[Problem statement]
Extract exactly the range of lines bounded by the line containing "What text is on this page?" and the final line of the listing, both ends included, and no other lines.

(A block of data)
● ● ● ●
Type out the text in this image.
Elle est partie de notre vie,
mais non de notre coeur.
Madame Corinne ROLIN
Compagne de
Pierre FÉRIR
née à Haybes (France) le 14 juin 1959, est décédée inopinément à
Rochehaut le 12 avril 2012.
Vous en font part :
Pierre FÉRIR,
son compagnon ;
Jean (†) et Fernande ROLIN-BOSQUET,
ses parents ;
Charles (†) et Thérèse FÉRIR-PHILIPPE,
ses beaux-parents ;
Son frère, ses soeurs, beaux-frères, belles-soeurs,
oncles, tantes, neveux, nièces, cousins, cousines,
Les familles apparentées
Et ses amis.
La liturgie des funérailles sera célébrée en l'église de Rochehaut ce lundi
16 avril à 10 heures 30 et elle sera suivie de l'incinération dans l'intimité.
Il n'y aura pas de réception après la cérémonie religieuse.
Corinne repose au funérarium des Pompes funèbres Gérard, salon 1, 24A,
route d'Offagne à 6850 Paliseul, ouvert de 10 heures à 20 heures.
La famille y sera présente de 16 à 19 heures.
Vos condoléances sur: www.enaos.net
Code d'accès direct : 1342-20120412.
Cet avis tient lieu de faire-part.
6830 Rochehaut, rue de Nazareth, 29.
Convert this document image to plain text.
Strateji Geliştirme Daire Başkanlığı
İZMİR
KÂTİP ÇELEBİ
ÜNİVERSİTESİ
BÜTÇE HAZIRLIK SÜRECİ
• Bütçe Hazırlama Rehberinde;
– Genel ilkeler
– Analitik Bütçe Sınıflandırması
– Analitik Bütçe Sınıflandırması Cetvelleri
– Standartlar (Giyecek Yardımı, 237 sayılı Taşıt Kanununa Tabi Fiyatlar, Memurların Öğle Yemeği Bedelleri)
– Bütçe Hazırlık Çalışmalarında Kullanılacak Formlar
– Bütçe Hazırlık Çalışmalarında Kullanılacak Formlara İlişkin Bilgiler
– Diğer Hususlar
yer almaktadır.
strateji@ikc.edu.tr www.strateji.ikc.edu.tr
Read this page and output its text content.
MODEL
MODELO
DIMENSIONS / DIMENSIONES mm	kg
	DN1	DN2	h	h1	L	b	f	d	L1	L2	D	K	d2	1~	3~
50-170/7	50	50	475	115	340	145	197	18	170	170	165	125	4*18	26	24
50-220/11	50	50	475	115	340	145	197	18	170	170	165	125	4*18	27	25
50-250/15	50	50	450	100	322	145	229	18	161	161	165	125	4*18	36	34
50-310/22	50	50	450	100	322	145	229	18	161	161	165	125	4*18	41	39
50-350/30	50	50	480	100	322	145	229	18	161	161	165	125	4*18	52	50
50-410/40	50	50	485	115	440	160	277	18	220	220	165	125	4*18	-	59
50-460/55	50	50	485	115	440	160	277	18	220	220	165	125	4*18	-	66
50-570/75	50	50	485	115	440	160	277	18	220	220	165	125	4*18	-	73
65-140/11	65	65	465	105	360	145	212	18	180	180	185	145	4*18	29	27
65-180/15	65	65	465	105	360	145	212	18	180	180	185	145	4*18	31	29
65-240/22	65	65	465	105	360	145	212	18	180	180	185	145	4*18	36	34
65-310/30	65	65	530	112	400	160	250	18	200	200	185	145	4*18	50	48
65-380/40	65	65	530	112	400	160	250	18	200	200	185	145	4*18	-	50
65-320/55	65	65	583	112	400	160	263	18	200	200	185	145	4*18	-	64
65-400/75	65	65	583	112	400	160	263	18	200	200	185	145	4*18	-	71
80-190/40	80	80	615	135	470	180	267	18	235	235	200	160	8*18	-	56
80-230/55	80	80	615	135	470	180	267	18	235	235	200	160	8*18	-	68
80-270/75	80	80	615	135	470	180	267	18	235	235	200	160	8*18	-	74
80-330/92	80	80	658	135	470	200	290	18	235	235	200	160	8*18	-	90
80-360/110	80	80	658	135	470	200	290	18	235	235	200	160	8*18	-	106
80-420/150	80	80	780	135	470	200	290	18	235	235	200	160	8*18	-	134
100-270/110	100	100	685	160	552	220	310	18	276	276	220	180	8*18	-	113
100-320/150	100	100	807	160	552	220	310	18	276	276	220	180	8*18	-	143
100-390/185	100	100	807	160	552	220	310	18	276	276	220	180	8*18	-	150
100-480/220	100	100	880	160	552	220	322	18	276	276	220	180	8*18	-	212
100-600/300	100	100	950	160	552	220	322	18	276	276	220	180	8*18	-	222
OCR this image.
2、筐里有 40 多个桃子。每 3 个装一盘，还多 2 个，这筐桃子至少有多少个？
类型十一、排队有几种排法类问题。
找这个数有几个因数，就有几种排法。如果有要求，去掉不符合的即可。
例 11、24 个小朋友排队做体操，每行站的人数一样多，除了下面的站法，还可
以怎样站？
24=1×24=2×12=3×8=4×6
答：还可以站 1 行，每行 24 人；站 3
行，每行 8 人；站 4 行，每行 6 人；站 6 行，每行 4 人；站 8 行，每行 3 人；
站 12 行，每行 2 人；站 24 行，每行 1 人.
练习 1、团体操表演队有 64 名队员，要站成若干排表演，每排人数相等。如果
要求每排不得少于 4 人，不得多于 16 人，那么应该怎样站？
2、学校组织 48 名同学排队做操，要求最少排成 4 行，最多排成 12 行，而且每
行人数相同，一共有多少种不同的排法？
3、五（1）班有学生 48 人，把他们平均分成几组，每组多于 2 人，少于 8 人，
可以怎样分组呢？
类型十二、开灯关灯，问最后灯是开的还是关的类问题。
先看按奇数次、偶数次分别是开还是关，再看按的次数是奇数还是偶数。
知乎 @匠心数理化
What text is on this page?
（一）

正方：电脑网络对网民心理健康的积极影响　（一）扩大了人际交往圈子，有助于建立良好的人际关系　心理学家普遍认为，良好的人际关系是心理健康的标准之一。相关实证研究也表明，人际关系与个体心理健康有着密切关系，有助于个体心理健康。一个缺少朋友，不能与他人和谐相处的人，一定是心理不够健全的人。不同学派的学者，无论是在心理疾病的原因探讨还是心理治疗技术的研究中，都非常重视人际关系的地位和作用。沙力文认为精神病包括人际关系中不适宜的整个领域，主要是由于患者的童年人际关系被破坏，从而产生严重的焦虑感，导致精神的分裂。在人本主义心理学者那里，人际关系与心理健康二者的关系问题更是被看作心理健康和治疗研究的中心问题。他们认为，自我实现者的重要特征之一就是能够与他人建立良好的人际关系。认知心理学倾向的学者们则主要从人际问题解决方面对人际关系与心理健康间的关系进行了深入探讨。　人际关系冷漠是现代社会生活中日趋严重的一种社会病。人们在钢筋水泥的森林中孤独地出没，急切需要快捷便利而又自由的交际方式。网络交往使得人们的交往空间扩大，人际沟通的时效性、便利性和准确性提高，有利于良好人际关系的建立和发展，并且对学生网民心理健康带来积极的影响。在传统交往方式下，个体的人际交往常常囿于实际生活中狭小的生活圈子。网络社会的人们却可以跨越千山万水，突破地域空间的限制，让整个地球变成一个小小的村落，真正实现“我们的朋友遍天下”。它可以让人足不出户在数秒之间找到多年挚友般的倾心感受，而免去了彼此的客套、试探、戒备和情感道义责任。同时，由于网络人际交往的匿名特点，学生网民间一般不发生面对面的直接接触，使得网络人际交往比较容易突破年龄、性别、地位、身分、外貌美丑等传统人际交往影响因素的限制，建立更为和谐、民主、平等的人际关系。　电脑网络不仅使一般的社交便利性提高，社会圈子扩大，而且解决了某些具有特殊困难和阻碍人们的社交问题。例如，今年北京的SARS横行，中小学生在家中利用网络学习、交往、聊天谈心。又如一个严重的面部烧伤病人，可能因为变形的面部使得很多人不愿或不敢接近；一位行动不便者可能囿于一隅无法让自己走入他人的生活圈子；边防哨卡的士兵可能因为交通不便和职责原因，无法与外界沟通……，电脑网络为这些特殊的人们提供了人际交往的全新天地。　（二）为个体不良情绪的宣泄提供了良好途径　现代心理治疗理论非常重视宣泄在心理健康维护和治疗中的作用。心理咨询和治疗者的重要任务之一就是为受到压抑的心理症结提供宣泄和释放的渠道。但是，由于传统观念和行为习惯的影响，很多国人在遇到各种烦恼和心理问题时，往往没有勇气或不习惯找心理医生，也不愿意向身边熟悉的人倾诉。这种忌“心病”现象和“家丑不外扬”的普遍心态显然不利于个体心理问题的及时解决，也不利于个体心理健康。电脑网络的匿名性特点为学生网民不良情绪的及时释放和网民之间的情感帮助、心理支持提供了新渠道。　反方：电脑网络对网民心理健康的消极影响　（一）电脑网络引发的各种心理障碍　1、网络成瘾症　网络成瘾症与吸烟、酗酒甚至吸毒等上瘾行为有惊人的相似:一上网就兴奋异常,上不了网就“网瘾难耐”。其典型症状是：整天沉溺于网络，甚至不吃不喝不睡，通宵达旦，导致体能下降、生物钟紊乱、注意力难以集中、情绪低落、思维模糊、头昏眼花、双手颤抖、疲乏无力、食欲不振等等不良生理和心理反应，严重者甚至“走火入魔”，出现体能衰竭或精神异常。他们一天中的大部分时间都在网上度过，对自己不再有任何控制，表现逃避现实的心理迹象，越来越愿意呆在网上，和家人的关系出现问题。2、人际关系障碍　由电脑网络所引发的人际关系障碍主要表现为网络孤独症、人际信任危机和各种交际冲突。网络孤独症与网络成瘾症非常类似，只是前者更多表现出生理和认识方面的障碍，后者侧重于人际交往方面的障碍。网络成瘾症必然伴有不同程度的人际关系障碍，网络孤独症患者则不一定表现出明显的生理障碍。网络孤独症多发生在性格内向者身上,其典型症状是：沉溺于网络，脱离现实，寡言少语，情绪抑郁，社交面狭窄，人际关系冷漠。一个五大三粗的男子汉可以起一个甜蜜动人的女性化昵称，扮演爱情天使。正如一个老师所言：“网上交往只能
● ● ● ●
[Result for this exercise]
What text is on this page?
（一）

正方：电脑网络对网民心理健康的积极影响　（一）扩大了人际交往圈子，有助于建立良好的人际关系　心理学家普遍认为，良好的人际关系是心理健康的标准之一。相关实证研究也表明，人际关系与个体心理健康有着密切关系，有助于个体心理健康。一个缺少朋友，不能与他人和谐相处的人，一定是心理不够健全的人。不同学派的学者，无论是在心理疾病的原因探讨还是心理治疗技术的研究中，都非常重视人际关系的地位和作用。沙力文认为精神病包括人际关系中不适宜的整个领域，主要是由于患者的童年人际关系被破坏，从而产生严重的焦虑感，导致精神的分裂。在人本主义心理学者那里，人际关系与心理健康二者的关系问题更是被看作心理健康和治疗研究的中心问题。他们认为，自我实现者的重要特征之一就是能够与他人建立良好的人际关系。认知心理学倾向的学者们则主要从人际问题解决方面对人际关系与心理健康间的关系进行了深入探讨。　人际关系冷漠是现代社会生活中日趋严重的一种社会病。人们在钢筋水泥的森林中孤独地出没，急切需要快捷便利而又自由的交际方式。网络交往使得人们的交往空间扩大，人际沟通的时效性、便利性和准确性提高，有利于良好人际关系的建立和发展，并且对学生网民心理健康带来积极的影响。在传统交往方式下，个体的人际交往常常囿于实际生活中狭小的生活圈子。网络社会的人们却可以跨越千山万水，突破地域空间的限制，让整个地球变成一个小小的村落，真正实现“我们的朋友遍天下”。它可以让人足不出户在数秒之间找到多年挚友般的倾心感受，而免去了彼此的客套、试探、戒备和情感道义责任。同时，由于网络人际交往的匿名特点，学生网民间一般不发生面对面的直接接触，使得网络人际交往比较容易突破年龄、性别、地位、身分、外貌美丑等传统人际交往影响因素的限制，建立更为和谐、民主、平等的人际关系。　电脑网络不仅使一般的社交便利性提高，社会圈子扩大，而且解决了某些具有特殊困难和阻碍人们的社交问题。例如，今年北京的SARS横行，中小学生在家中利用网络学习、交往、聊天谈心。又如一个严重的面部烧伤病人，可能因为变形的面部使得很多人不愿或不敢接近；一位行动不便者可能囿于一隅无法让自己走入他人的生活圈子；边防哨卡的士兵可能因为交通不便和职责原因，无法与外界沟通……，电脑网络为这些特殊的人们提供了人际交往的全新天地。　（二）为个体不良情绪的宣泄提供了良好途径　现代心理治疗理论非常重视宣泄在心理健康维护和治疗中的作用。心理咨询和治疗者的重要任务之一就是为受到压抑的心理症结提供宣泄和释放的渠道。但是，由于传统观念和行为习惯的影响，很多国人在遇到各种烦恼和心理问题时，往往没有勇气或不习惯找心理医生，也不愿意向身边熟悉的人倾诉。这种忌“心病”现象和“家丑不外扬”的普遍心态显然不利于个体心理问题的及时解决，也不利于个体心理健康。电脑网络的匿名性特点为学生网民不良情绪的及时释放和网民之间的情感帮助、心理支持提供了新渠道。　反方：电脑网络对网民心理健康的消极影响　（一）电脑网络引发的各种心理障碍　1、网络成瘾症　网络成瘾症与吸烟、酗酒甚至吸毒等上瘾行为有惊人的相似:一上网就兴奋异常,上不了网就“网瘾难耐”。其典型症状是：整天沉溺于网络，甚至不吃不喝不睡，通宵达旦，导致体能下降、生物钟紊乱、注意力难以集中、情绪低落、思维模糊、头昏眼花、双手颤抖、疲乏无力、食欲不振等等不良生理和心理反应，严重者甚至“走火入魔”，出现体能衰竭或精神异常。他们一天中的大部分时间都在网上度过，对自己不再有任何控制，表现逃避现实的心理迹象，越来越愿意呆在网上，和家人的关系出现问题。2、人际关系障碍　由电脑网络所引发的人际关系障碍主要表现为网络孤独症、人际信任危机和各种交际冲突。网络孤独症与网络成瘾症非常类似，只是前者更多表现出生理和认识方面的障碍，后者侧重于人际交往方面的障碍。网络成瘾症必然伴有不同程度的人际关系障碍，网络孤独症患者则不一定表现出明显的生理障碍。网络孤独症多发生在性格内向者身上,其典型症状是：沉溺于网络，脱离现实，寡言少语，情绪抑郁，社交面狭窄，人际关系冷漠。一个五大三粗的男子汉可以起一个甜蜜动人的女性化昵称，扮演爱情天使。正如一个老师所言：“网上交往只能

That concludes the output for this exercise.